What the task asks>
List all lines of the data containing the word "this".

- - -

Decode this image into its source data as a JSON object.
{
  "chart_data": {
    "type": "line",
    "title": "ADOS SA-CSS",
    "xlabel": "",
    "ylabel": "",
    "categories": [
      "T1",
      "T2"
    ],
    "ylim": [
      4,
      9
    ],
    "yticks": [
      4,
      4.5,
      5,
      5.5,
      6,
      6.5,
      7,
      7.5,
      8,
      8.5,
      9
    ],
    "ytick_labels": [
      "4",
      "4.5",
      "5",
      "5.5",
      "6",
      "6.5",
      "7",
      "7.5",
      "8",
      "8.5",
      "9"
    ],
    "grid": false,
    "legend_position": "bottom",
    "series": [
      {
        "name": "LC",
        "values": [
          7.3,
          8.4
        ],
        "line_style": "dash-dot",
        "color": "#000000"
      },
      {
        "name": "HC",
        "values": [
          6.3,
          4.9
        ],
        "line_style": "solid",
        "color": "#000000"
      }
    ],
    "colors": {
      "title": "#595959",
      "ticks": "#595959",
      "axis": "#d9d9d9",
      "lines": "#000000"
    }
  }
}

- - -

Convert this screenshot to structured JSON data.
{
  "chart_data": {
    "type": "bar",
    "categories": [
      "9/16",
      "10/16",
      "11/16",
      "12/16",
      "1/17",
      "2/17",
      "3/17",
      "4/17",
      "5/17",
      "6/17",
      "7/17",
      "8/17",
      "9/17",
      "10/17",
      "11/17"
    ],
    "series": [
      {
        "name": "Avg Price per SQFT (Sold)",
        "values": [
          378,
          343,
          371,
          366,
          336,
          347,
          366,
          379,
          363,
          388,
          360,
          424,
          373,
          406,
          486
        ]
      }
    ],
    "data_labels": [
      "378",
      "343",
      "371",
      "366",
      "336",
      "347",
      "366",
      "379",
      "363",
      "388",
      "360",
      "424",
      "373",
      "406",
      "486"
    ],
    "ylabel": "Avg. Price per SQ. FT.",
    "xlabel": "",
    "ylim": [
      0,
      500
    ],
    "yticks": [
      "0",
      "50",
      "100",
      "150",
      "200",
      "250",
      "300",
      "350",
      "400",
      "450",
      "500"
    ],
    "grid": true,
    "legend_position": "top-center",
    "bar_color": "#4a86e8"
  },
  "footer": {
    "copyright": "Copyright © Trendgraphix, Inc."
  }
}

- - -

Answer to the problem>
Decode this image into its source data as a JSON object.
Convert this screenshot to structured JSON data.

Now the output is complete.